▸ Task statement:
Return the data word for word, starting with its first line and ending after the line that contains "yen-icon bbox=[306, 180, 354, 228]".

▸ Dataset records:
::::::
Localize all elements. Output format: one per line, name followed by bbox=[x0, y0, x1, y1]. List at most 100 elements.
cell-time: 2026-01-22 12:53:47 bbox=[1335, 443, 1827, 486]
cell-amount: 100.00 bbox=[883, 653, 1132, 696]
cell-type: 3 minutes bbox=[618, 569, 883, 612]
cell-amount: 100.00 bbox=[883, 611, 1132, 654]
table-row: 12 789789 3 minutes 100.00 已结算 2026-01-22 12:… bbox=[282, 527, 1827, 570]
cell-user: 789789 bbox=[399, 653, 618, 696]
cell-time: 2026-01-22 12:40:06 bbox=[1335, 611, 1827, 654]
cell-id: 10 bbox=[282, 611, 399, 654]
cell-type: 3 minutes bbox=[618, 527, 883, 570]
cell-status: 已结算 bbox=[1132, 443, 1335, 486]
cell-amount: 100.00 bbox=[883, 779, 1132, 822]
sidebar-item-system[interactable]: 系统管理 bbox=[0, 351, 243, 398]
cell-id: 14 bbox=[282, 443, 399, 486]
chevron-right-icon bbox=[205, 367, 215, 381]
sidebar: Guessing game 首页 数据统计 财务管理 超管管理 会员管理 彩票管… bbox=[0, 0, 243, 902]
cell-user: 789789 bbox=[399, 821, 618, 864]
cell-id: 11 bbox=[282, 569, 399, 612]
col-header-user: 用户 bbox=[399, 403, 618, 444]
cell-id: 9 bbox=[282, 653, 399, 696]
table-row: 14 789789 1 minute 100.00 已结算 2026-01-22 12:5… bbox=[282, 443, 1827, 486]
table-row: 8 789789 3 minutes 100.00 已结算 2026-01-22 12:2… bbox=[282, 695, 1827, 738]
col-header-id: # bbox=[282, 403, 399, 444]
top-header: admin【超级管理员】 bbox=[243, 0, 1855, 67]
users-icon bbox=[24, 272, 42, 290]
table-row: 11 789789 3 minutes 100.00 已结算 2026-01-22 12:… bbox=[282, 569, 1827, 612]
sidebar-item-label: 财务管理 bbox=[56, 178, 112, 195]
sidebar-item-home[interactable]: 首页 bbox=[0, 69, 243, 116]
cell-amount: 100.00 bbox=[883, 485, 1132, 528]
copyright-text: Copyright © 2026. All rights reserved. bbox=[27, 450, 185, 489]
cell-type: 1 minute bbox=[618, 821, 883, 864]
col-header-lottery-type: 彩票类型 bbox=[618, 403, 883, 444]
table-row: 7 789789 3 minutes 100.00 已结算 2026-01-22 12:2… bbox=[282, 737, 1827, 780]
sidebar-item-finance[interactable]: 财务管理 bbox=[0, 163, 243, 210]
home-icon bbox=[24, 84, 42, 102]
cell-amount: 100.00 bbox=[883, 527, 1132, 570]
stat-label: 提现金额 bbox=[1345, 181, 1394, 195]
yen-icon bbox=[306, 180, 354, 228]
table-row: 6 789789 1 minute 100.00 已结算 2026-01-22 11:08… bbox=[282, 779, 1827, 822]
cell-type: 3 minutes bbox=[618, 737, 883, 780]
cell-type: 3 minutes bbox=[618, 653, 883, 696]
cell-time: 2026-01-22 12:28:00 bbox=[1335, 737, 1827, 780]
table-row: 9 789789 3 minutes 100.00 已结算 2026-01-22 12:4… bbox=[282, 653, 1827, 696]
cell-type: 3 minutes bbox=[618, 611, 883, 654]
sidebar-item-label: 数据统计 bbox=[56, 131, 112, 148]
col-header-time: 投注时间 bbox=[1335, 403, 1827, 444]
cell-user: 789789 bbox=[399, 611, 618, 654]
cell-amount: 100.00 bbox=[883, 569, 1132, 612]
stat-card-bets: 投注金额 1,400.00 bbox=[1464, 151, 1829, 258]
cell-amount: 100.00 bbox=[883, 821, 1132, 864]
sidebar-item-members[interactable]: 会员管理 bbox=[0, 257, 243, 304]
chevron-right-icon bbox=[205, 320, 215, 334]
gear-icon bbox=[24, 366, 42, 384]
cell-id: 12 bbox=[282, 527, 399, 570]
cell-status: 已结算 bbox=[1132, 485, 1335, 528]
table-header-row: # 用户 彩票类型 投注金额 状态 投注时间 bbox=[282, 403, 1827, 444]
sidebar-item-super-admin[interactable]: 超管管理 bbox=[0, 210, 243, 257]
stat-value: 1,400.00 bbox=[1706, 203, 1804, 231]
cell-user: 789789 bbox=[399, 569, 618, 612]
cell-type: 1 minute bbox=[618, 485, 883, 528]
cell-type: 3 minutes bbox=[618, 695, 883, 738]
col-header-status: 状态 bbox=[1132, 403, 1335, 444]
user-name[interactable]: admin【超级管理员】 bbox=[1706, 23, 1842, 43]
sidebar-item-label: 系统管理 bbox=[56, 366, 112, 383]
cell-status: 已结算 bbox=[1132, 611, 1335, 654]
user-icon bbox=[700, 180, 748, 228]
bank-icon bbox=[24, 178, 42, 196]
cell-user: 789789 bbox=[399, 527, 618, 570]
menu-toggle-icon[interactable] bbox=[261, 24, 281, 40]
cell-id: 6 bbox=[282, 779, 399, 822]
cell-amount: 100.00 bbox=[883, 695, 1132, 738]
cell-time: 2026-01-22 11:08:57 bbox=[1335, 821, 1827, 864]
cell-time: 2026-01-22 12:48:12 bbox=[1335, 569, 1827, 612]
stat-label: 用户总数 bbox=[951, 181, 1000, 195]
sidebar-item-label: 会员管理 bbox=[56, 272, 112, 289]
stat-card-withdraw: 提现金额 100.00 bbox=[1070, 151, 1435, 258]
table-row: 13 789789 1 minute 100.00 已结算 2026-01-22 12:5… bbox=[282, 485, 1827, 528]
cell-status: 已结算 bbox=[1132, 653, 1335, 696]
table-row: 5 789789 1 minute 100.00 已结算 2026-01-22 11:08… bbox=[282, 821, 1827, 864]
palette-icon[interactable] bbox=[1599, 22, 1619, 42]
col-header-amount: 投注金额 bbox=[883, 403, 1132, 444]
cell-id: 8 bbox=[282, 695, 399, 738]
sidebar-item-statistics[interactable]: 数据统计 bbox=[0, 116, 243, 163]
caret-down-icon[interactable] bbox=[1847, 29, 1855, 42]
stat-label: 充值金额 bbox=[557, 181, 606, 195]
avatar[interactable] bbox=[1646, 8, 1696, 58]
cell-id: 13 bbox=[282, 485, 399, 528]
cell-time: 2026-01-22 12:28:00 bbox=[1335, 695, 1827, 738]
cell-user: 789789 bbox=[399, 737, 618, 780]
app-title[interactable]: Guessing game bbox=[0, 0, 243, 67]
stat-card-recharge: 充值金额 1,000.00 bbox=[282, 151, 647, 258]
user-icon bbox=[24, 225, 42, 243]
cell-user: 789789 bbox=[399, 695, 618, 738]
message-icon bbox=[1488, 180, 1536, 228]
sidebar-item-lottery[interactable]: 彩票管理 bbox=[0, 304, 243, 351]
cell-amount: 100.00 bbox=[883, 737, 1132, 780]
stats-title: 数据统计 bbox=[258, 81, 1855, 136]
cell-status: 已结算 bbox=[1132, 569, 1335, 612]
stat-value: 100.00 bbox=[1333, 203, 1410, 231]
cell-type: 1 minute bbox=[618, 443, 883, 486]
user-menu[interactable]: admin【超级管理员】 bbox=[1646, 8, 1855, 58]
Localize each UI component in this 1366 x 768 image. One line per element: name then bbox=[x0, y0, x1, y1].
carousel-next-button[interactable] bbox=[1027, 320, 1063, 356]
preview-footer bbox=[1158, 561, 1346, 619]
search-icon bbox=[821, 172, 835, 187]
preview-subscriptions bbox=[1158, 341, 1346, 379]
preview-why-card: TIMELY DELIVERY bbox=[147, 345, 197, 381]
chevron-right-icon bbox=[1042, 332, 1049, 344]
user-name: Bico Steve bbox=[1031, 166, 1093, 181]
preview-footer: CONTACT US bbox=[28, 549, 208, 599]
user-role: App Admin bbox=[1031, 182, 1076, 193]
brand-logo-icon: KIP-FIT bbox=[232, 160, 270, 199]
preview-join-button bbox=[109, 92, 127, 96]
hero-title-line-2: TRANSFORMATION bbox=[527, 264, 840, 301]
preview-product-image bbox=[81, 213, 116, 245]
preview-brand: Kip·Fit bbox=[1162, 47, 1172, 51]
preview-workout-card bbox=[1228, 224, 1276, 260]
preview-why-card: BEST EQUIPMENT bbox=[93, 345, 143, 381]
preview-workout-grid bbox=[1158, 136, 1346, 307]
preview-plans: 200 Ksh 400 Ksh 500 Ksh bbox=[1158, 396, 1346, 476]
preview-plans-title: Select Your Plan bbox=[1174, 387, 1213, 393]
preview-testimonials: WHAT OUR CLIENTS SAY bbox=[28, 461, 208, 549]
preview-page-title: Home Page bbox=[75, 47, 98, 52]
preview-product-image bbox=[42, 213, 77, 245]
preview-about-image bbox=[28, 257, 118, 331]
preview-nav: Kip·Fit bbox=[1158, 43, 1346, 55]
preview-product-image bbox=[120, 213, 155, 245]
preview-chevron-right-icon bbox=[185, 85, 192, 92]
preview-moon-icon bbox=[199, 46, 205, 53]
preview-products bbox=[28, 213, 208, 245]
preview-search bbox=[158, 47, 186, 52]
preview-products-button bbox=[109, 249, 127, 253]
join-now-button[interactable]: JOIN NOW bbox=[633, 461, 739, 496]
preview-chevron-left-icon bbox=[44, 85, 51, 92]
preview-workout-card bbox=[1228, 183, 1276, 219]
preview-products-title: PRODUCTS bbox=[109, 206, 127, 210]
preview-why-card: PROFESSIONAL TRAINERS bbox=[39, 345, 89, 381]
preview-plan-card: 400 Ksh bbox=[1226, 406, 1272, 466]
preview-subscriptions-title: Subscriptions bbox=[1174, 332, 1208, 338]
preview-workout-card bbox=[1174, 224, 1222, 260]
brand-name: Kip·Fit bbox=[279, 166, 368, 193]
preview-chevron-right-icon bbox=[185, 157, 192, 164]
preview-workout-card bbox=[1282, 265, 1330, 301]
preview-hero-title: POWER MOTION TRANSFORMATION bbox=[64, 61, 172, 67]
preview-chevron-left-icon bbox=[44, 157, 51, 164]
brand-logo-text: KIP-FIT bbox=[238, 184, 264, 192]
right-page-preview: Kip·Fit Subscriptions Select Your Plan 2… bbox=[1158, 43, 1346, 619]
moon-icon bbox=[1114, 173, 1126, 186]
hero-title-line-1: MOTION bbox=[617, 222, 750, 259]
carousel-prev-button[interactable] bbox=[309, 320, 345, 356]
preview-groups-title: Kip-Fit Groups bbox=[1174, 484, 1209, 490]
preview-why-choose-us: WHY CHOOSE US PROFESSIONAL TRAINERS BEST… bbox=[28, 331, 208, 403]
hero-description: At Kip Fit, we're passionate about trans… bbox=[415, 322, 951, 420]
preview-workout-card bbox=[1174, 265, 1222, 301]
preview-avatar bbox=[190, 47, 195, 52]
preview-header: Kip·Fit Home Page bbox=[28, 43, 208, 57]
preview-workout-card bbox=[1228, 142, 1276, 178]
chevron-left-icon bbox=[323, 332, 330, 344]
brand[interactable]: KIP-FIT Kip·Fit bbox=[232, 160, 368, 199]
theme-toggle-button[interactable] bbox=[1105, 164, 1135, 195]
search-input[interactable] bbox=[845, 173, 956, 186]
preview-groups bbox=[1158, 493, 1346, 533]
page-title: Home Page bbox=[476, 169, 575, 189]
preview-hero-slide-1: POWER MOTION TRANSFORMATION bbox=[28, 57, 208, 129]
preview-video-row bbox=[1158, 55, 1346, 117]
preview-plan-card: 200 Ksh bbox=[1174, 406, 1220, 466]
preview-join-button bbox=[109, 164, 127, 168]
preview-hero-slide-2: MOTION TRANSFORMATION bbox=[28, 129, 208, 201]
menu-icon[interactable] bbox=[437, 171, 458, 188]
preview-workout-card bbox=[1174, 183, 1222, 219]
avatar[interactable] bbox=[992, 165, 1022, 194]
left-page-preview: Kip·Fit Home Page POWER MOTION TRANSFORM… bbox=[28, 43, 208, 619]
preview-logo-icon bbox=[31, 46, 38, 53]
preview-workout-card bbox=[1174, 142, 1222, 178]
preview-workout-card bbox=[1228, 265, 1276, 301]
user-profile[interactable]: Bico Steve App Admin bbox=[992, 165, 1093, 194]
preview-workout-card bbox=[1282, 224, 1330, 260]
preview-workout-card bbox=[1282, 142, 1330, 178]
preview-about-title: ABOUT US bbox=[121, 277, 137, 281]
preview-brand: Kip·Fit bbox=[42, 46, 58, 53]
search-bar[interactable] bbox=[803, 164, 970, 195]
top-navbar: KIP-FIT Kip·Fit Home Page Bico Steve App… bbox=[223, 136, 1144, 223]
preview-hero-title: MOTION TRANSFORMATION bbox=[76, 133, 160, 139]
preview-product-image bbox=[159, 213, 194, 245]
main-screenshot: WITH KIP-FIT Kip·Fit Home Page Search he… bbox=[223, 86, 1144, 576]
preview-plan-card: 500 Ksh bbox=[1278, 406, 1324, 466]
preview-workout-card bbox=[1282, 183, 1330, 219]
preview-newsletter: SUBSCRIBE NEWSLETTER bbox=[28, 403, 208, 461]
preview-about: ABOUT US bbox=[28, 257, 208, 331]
::::::
▸ Reply to the task:
Localize all elements. Output format: one per line, name followed by bbox=[x0, y0, x1, y1]. List at most 100 elements.
cell-time: 2026-01-22 12:53:47 bbox=[1335, 443, 1827, 486]
cell-amount: 100.00 bbox=[883, 653, 1132, 696]
cell-type: 3 minutes bbox=[618, 569, 883, 612]
cell-amount: 100.00 bbox=[883, 611, 1132, 654]
table-row: 12 789789 3 minutes 100.00 已结算 2026-01-22 12:… bbox=[282, 527, 1827, 570]
cell-user: 789789 bbox=[399, 653, 618, 696]
cell-time: 2026-01-22 12:40:06 bbox=[1335, 611, 1827, 654]
cell-id: 10 bbox=[282, 611, 399, 654]
cell-type: 3 minutes bbox=[618, 527, 883, 570]
cell-status: 已结算 bbox=[1132, 443, 1335, 486]
cell-amount: 100.00 bbox=[883, 779, 1132, 822]
sidebar-item-system[interactable]: 系统管理 bbox=[0, 351, 243, 398]
cell-id: 14 bbox=[282, 443, 399, 486]
chevron-right-icon bbox=[205, 367, 215, 381]
sidebar: Guessing game 首页 数据统计 财务管理 超管管理 会员管理 彩票管… bbox=[0, 0, 243, 902]
cell-user: 789789 bbox=[399, 821, 618, 864]
cell-id: 11 bbox=[282, 569, 399, 612]
col-header-user: 用户 bbox=[399, 403, 618, 444]
cell-id: 9 bbox=[282, 653, 399, 696]
table-row: 14 789789 1 minute 100.00 已结算 2026-01-22 12:5… bbox=[282, 443, 1827, 486]
table-row: 8 789789 3 minutes 100.00 已结算 2026-01-22 12:2… bbox=[282, 695, 1827, 738]
col-header-id: # bbox=[282, 403, 399, 444]
top-header: admin【超级管理员】 bbox=[243, 0, 1855, 67]
users-icon bbox=[24, 272, 42, 290]
table-row: 11 789789 3 minutes 100.00 已结算 2026-01-22 12:… bbox=[282, 569, 1827, 612]
sidebar-item-label: 财务管理 bbox=[56, 178, 112, 195]
sidebar-item-home[interactable]: 首页 bbox=[0, 69, 243, 116]
cell-amount: 100.00 bbox=[883, 485, 1132, 528]
copyright-text: Copyright © 2026. All rights reserved. bbox=[27, 450, 185, 489]
cell-type: 1 minute bbox=[618, 821, 883, 864]
col-header-lottery-type: 彩票类型 bbox=[618, 403, 883, 444]
table-row: 7 789789 3 minutes 100.00 已结算 2026-01-22 12:2… bbox=[282, 737, 1827, 780]
sidebar-item-finance[interactable]: 财务管理 bbox=[0, 163, 243, 210]
home-icon bbox=[24, 84, 42, 102]
cell-amount: 100.00 bbox=[883, 527, 1132, 570]
stat-label: 提现金额 bbox=[1345, 181, 1394, 195]
yen-icon bbox=[306, 180, 354, 228]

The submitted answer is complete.